• _To do_
Reproduce the data exactly and drop any pictures it holds.

• _Available records_
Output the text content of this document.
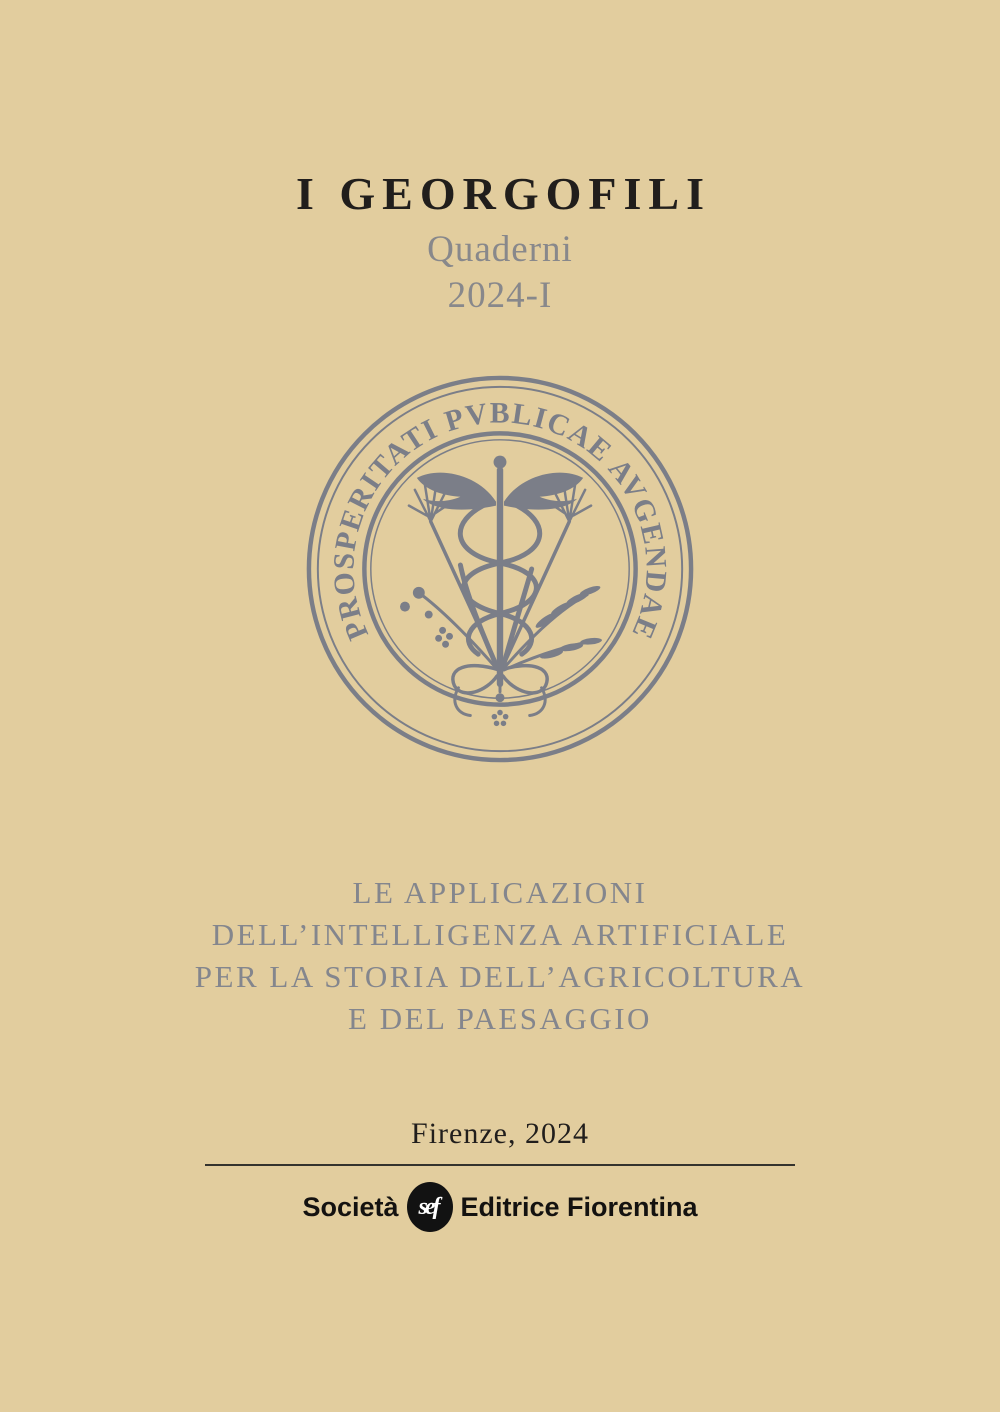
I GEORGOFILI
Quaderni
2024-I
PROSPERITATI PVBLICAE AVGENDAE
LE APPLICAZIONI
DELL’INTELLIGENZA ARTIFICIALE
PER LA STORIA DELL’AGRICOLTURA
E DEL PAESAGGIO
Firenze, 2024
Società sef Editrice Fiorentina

• _Output of the exercise_
Output the text content of this document.
I GEORGOFILI
Quaderni
2024-I
PROSPERITATI PVBLICAE AVGENDAE
LE APPLICAZIONI
DELL’INTELLIGENZA ARTIFICIALE
PER LA STORIA DELL’AGRICOLTURA
E DEL PAESAGGIO
Firenze, 2024
Società sef Editrice Fiorentina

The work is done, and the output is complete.